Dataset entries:
▼
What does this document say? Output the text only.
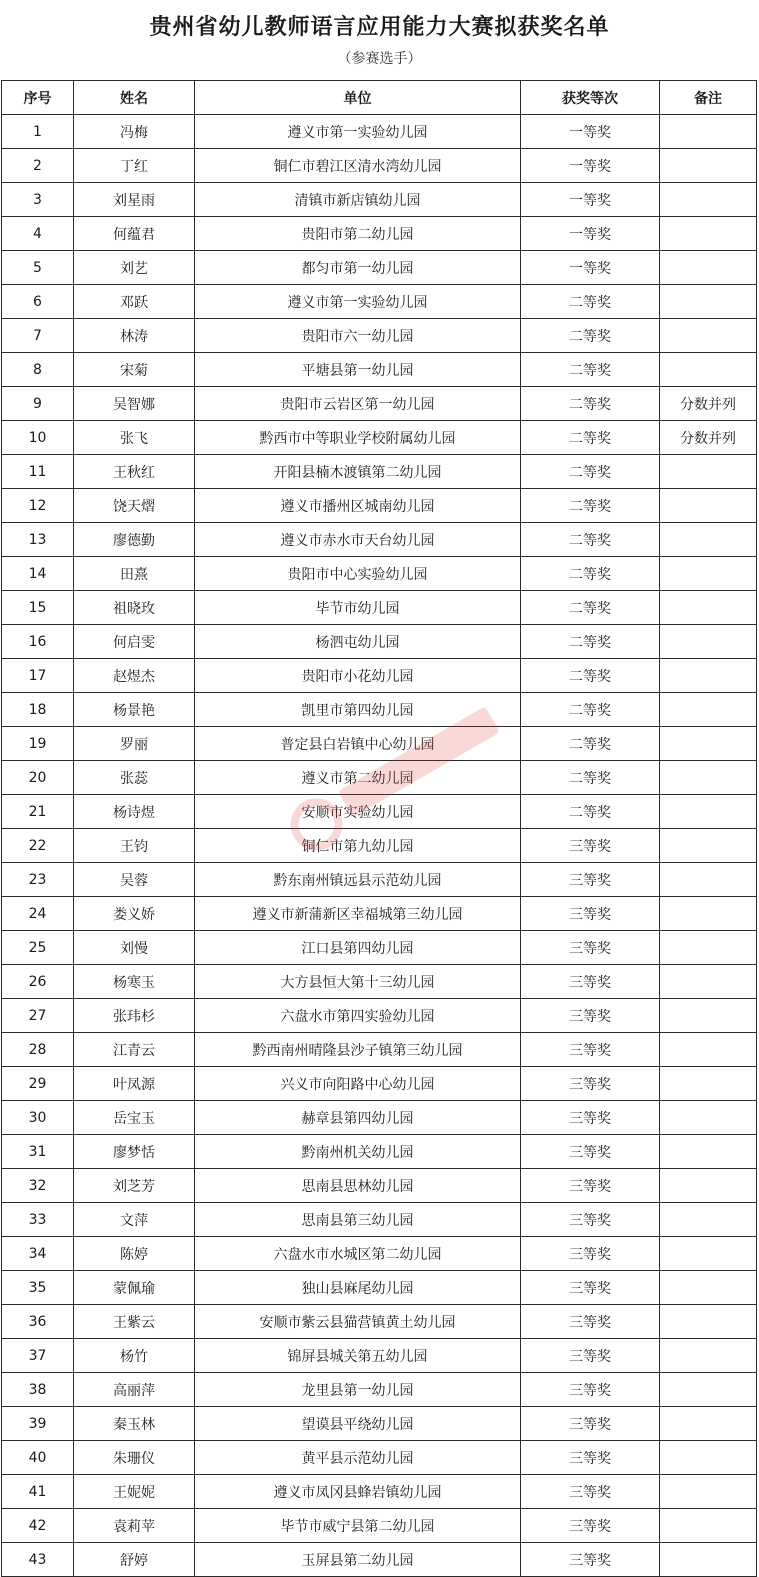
贵州省幼儿教师语言应用能力大赛拟获奖名单
（参赛选手）
序号	姓名	单位	获奖等次	备注
1	冯梅	遵义市第一实验幼儿园	一等奖	
2	丁红	铜仁市碧江区清水湾幼儿园	一等奖	
3	刘星雨	清镇市新店镇幼儿园	一等奖	
4	何蕴君	贵阳市第二幼儿园	一等奖	
5	刘艺	都匀市第一幼儿园	一等奖	
6	邓跃	遵义市第一实验幼儿园	二等奖	
7	林涛	贵阳市六一幼儿园	二等奖	
8	宋菊	平塘县第一幼儿园	二等奖	
9	吴智娜	贵阳市云岩区第一幼儿园	二等奖	分数并列
10	张飞	黔西市中等职业学校附属幼儿园	二等奖	分数并列
11	王秋红	开阳县楠木渡镇第二幼儿园	二等奖	
12	饶天熠	遵义市播州区城南幼儿园	二等奖	
13	廖德勤	遵义市赤水市天台幼儿园	二等奖	
14	田熹	贵阳市中心实验幼儿园	二等奖	
15	祖晓玫	毕节市幼儿园	二等奖	
16	何启雯	杨泗屯幼儿园	二等奖	
17	赵煜杰	贵阳市小花幼儿园	二等奖	
18	杨景艳	凯里市第四幼儿园	二等奖	
19	罗丽	普定县白岩镇中心幼儿园	二等奖	
20	张蕊	遵义市第二幼儿园	二等奖	
21	杨诗煜	安顺市实验幼儿园	二等奖	
22	王钧	铜仁市第九幼儿园	三等奖	
23	吴蓉	黔东南州镇远县示范幼儿园	三等奖	
24	娄义娇	遵义市新蒲新区幸福城第三幼儿园	三等奖	
25	刘慢	江口县第四幼儿园	三等奖	
26	杨寒玉	大方县恒大第十三幼儿园	三等奖	
27	张玮杉	六盘水市第四实验幼儿园	三等奖	
28	江青云	黔西南州晴隆县沙子镇第三幼儿园	三等奖	
29	叶凤源	兴义市向阳路中心幼儿园	三等奖	
30	岳宝玉	赫章县第四幼儿园	三等奖	
31	廖梦恬	黔南州机关幼儿园	三等奖	
32	刘芝芳	思南县思林幼儿园	三等奖	
33	文萍	思南县第三幼儿园	三等奖	
34	陈婷	六盘水市水城区第二幼儿园	三等奖	
35	蒙佩瑜	独山县麻尾幼儿园	三等奖	
36	王紫云	安顺市紫云县猫营镇黄土幼儿园	三等奖	
37	杨竹	锦屏县城关第五幼儿园	三等奖	
38	高丽萍	龙里县第一幼儿园	三等奖	
39	秦玉林	望谟县平绕幼儿园	三等奖	
40	朱珊仪	黄平县示范幼儿园	三等奖	
41	王妮妮	遵义市凤冈县蜂岩镇幼儿园	三等奖	
42	袁莉苹	毕节市威宁县第二幼儿园	三等奖	
43	舒婷	玉屏县第二幼儿园	三等奖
▲
## Problem description
Reproduce each line of the records exactly, and omit every picture.

## Task result
What does this document say? Output the text only.
贵州省幼儿教师语言应用能力大赛拟获奖名单
（参赛选手）
序号	姓名	单位	获奖等次	备注
1	冯梅	遵义市第一实验幼儿园	一等奖	
2	丁红	铜仁市碧江区清水湾幼儿园	一等奖	
3	刘星雨	清镇市新店镇幼儿园	一等奖	
4	何蕴君	贵阳市第二幼儿园	一等奖	
5	刘艺	都匀市第一幼儿园	一等奖	
6	邓跃	遵义市第一实验幼儿园	二等奖	
7	林涛	贵阳市六一幼儿园	二等奖	
8	宋菊	平塘县第一幼儿园	二等奖	
9	吴智娜	贵阳市云岩区第一幼儿园	二等奖	分数并列
10	张飞	黔西市中等职业学校附属幼儿园	二等奖	分数并列
11	王秋红	开阳县楠木渡镇第二幼儿园	二等奖	
12	饶天熠	遵义市播州区城南幼儿园	二等奖	
13	廖德勤	遵义市赤水市天台幼儿园	二等奖	
14	田熹	贵阳市中心实验幼儿园	二等奖	
15	祖晓玫	毕节市幼儿园	二等奖	
16	何启雯	杨泗屯幼儿园	二等奖	
17	赵煜杰	贵阳市小花幼儿园	二等奖	
18	杨景艳	凯里市第四幼儿园	二等奖	
19	罗丽	普定县白岩镇中心幼儿园	二等奖	
20	张蕊	遵义市第二幼儿园	二等奖	
21	杨诗煜	安顺市实验幼儿园	二等奖	
22	王钧	铜仁市第九幼儿园	三等奖	
23	吴蓉	黔东南州镇远县示范幼儿园	三等奖	
24	娄义娇	遵义市新蒲新区幸福城第三幼儿园	三等奖	
25	刘慢	江口县第四幼儿园	三等奖	
26	杨寒玉	大方县恒大第十三幼儿园	三等奖	
27	张玮杉	六盘水市第四实验幼儿园	三等奖	
28	江青云	黔西南州晴隆县沙子镇第三幼儿园	三等奖	
29	叶凤源	兴义市向阳路中心幼儿园	三等奖	
30	岳宝玉	赫章县第四幼儿园	三等奖	
31	廖梦恬	黔南州机关幼儿园	三等奖	
32	刘芝芳	思南县思林幼儿园	三等奖	
33	文萍	思南县第三幼儿园	三等奖	
34	陈婷	六盘水市水城区第二幼儿园	三等奖	
35	蒙佩瑜	独山县麻尾幼儿园	三等奖	
36	王紫云	安顺市紫云县猫营镇黄土幼儿园	三等奖	
37	杨竹	锦屏县城关第五幼儿园	三等奖	
38	高丽萍	龙里县第一幼儿园	三等奖	
39	秦玉林	望谟县平绕幼儿园	三等奖	
40	朱珊仪	黄平县示范幼儿园	三等奖	
41	王妮妮	遵义市凤冈县蜂岩镇幼儿园	三等奖	
42	袁莉苹	毕节市威宁县第二幼儿园	三等奖	
43	舒婷	玉屏县第二幼儿园	三等奖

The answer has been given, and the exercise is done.